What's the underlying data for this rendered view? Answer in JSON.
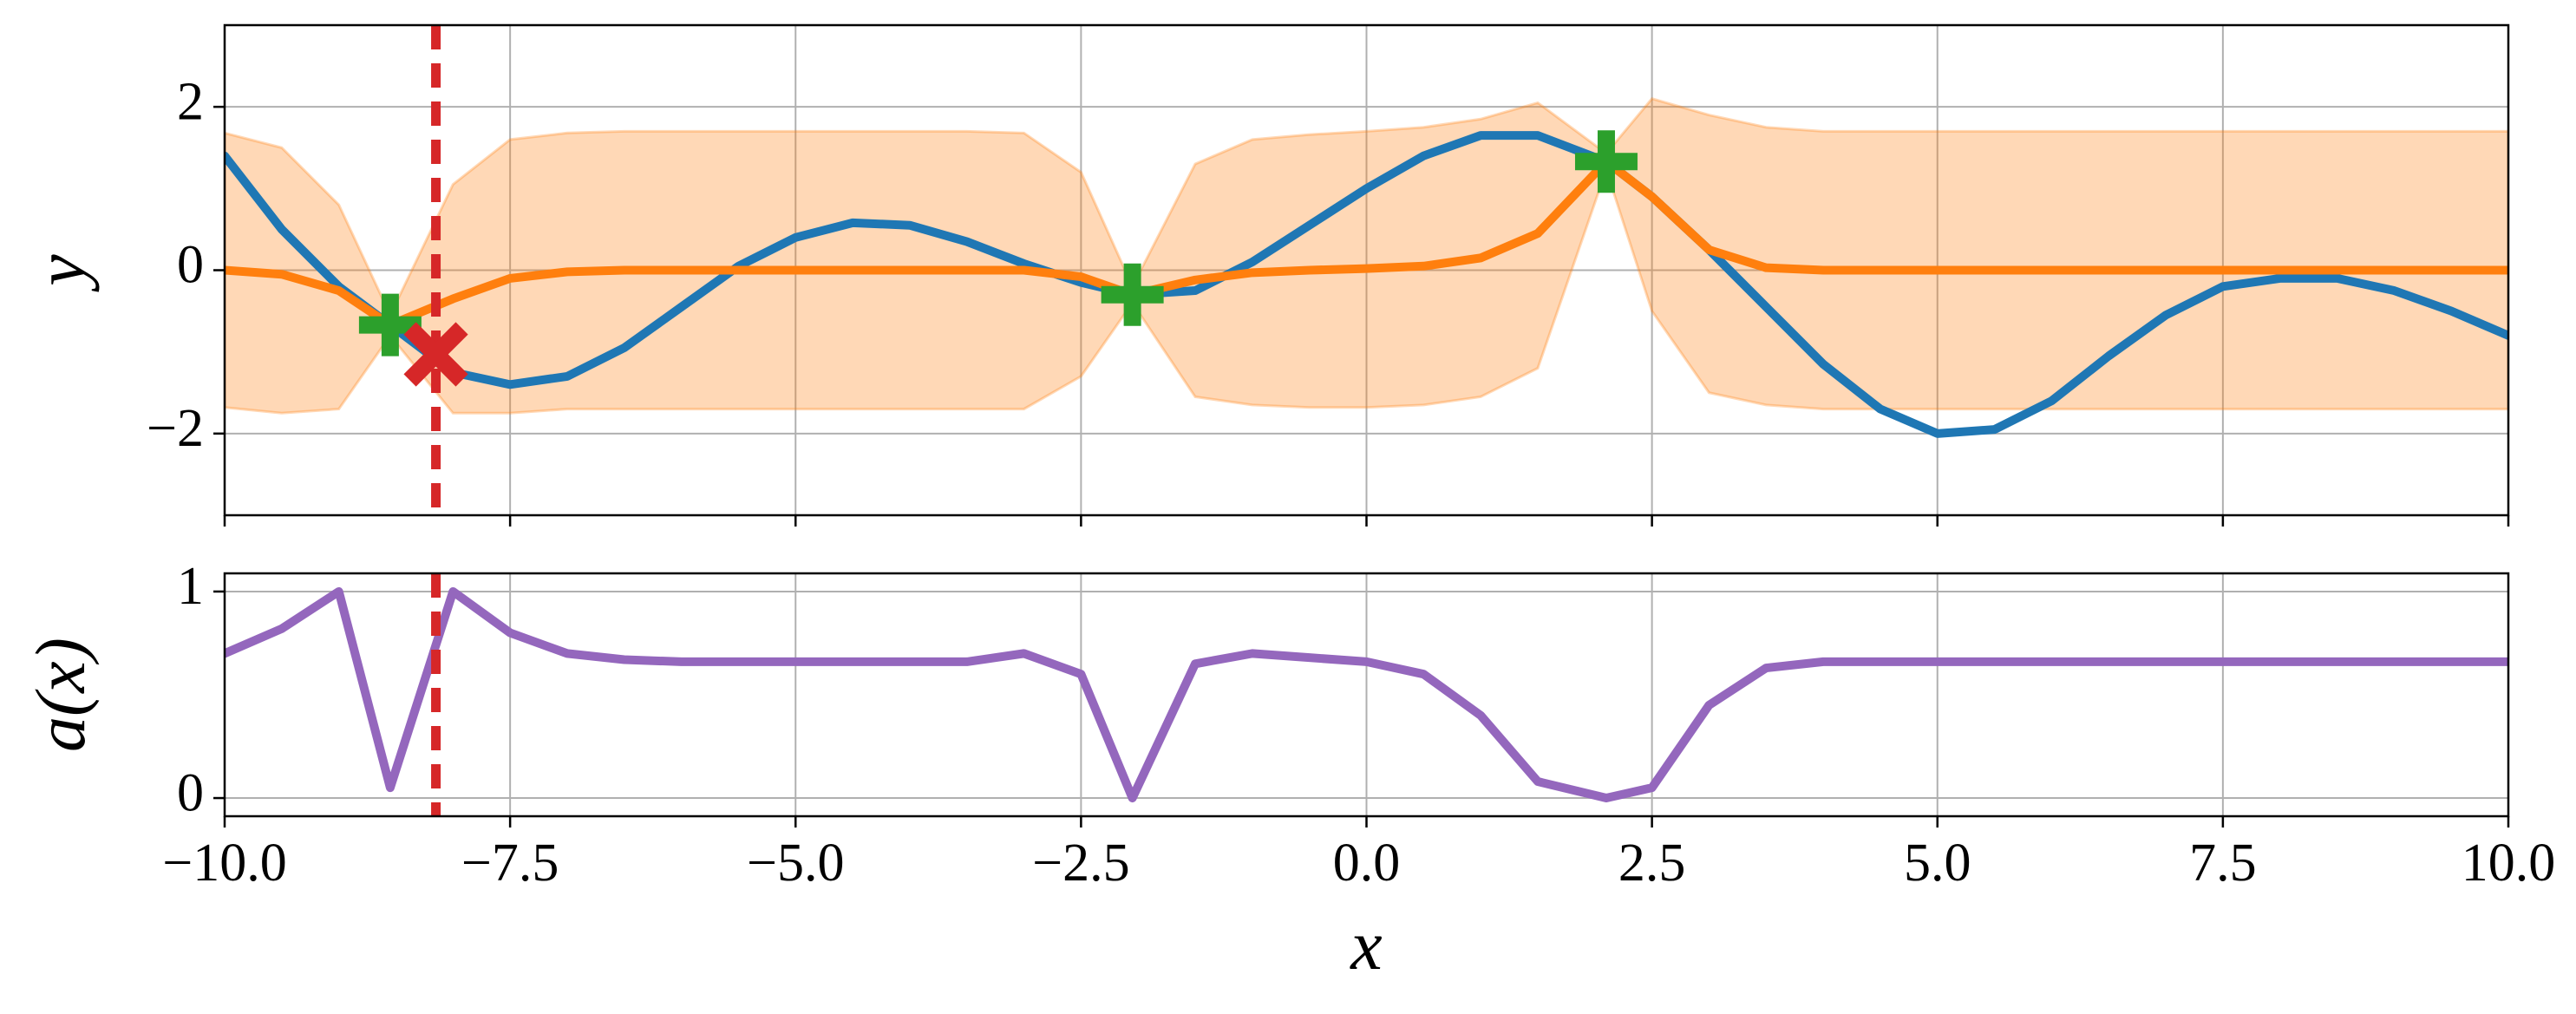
{
  "chart_data": [
    {
      "type": "line",
      "ylabel": "y",
      "xlim": [
        -10,
        10
      ],
      "ylim": [
        -3,
        3
      ],
      "xticks": [
        -10,
        -7.5,
        -5,
        -2.5,
        0,
        2.5,
        5,
        7.5,
        10
      ],
      "yticks": [
        {
          "value": -2,
          "label": "−2"
        },
        0,
        2
      ],
      "grid": true,
      "x": [
        -10,
        -9.5,
        -9,
        -8.55,
        -8,
        -7.5,
        -7,
        -6.5,
        -6,
        -5.5,
        -5,
        -4.5,
        -4,
        -3.5,
        -3,
        -2.5,
        -2.05,
        -1.5,
        -1,
        -0.5,
        0,
        0.5,
        1,
        1.5,
        2.1,
        2.5,
        3,
        3.5,
        4,
        4.5,
        5,
        5.5,
        6,
        6.5,
        7,
        7.5,
        8,
        8.5,
        9,
        9.5,
        10
      ],
      "band": {
        "color": "#ff7f0e",
        "alpha": 0.3,
        "upper": [
          1.68,
          1.5,
          0.8,
          -0.55,
          1.05,
          1.6,
          1.68,
          1.7,
          1.7,
          1.7,
          1.7,
          1.7,
          1.7,
          1.7,
          1.68,
          1.2,
          -0.2,
          1.3,
          1.6,
          1.66,
          1.7,
          1.75,
          1.85,
          2.05,
          1.43,
          2.1,
          1.9,
          1.75,
          1.7,
          1.7,
          1.7,
          1.7,
          1.7,
          1.7,
          1.7,
          1.7,
          1.7,
          1.7,
          1.7,
          1.7,
          1.7
        ],
        "lower": [
          -1.68,
          -1.75,
          -1.7,
          -0.8,
          -1.75,
          -1.75,
          -1.7,
          -1.7,
          -1.7,
          -1.7,
          -1.7,
          -1.7,
          -1.7,
          -1.7,
          -1.7,
          -1.3,
          -0.4,
          -1.55,
          -1.65,
          -1.68,
          -1.68,
          -1.65,
          -1.55,
          -1.2,
          1.23,
          -0.5,
          -1.5,
          -1.65,
          -1.7,
          -1.7,
          -1.7,
          -1.7,
          -1.7,
          -1.7,
          -1.7,
          -1.7,
          -1.7,
          -1.7,
          -1.7,
          -1.7,
          -1.7
        ]
      },
      "series": [
        {
          "color": "#1f77b4",
          "values": [
            1.4,
            0.5,
            -0.2,
            -0.67,
            -1.25,
            -1.4,
            -1.3,
            -0.95,
            -0.45,
            0.05,
            0.4,
            0.58,
            0.55,
            0.35,
            0.08,
            -0.15,
            -0.3,
            -0.25,
            0.1,
            0.55,
            1.0,
            1.4,
            1.65,
            1.65,
            1.33,
            0.9,
            0.25,
            -0.45,
            -1.15,
            -1.7,
            -2.0,
            -1.95,
            -1.6,
            -1.05,
            -0.55,
            -0.2,
            -0.1,
            -0.1,
            -0.25,
            -0.5,
            -0.8
          ]
        },
        {
          "color": "#ff7f0e",
          "values": [
            0,
            -0.05,
            -0.25,
            -0.67,
            -0.35,
            -0.1,
            -0.02,
            0,
            0,
            0,
            0,
            0,
            0,
            0,
            0,
            -0.08,
            -0.3,
            -0.12,
            -0.03,
            0,
            0.02,
            0.05,
            0.15,
            0.45,
            1.33,
            0.9,
            0.25,
            0.03,
            0,
            0,
            0,
            0,
            0,
            0,
            0,
            0,
            0,
            0,
            0,
            0,
            0
          ]
        }
      ],
      "points": {
        "color": "#2ca02c",
        "marker": "plus",
        "x": [
          -8.55,
          -2.05,
          2.1
        ],
        "y": [
          -0.67,
          -0.3,
          1.33
        ]
      },
      "query": {
        "color": "#d62728",
        "marker": "x",
        "x": -8.15,
        "y": -1.03
      },
      "vline": {
        "color": "#d62728",
        "x": -8.15
      }
    },
    {
      "type": "line",
      "ylabel": "a(x)",
      "xlabel": "x",
      "xlim": [
        -10,
        10
      ],
      "ylim": [
        -0.088,
        1.088
      ],
      "xticks": [
        {
          "value": -10,
          "label": "−10.0"
        },
        {
          "value": -7.5,
          "label": "−7.5"
        },
        {
          "value": -5,
          "label": "−5.0"
        },
        {
          "value": -2.5,
          "label": "−2.5"
        },
        {
          "value": 0,
          "label": "0.0"
        },
        {
          "value": 2.5,
          "label": "2.5"
        },
        {
          "value": 5,
          "label": "5.0"
        },
        {
          "value": 7.5,
          "label": "7.5"
        },
        {
          "value": 10,
          "label": "10.0"
        }
      ],
      "yticks": [
        0,
        1
      ],
      "grid": true,
      "x": [
        -10,
        -9.5,
        -9,
        -8.55,
        -8,
        -7.5,
        -7,
        -6.5,
        -6,
        -5.5,
        -5,
        -4.5,
        -4,
        -3.5,
        -3,
        -2.5,
        -2.05,
        -1.5,
        -1,
        -0.5,
        0,
        0.5,
        1,
        1.5,
        2.1,
        2.5,
        3,
        3.5,
        4,
        4.5,
        5,
        5.5,
        6,
        6.5,
        7,
        7.5,
        8,
        8.5,
        9,
        9.5,
        10
      ],
      "series": [
        {
          "color": "#9467bd",
          "values": [
            0.7,
            0.82,
            1.0,
            0.05,
            1.0,
            0.8,
            0.7,
            0.67,
            0.66,
            0.66,
            0.66,
            0.66,
            0.66,
            0.66,
            0.7,
            0.6,
            0.0,
            0.65,
            0.7,
            0.68,
            0.66,
            0.6,
            0.4,
            0.08,
            0.0,
            0.05,
            0.45,
            0.63,
            0.66,
            0.66,
            0.66,
            0.66,
            0.66,
            0.66,
            0.66,
            0.66,
            0.66,
            0.66,
            0.66,
            0.66,
            0.66
          ]
        }
      ],
      "vline": {
        "color": "#d62728",
        "x": -8.15
      }
    }
  ]
}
* * *
## Exercise objective
Report each line in the preceding entries that holds the string "color".

## Solution for this task
        "color": "#ff7f0e",
          "color": "#1f77b4",
          "color": "#ff7f0e",
        "color": "#2ca02c",
        "color": "#d62728",
        "color": "#d62728",
          "color": "#9467bd",
        "color": "#d62728",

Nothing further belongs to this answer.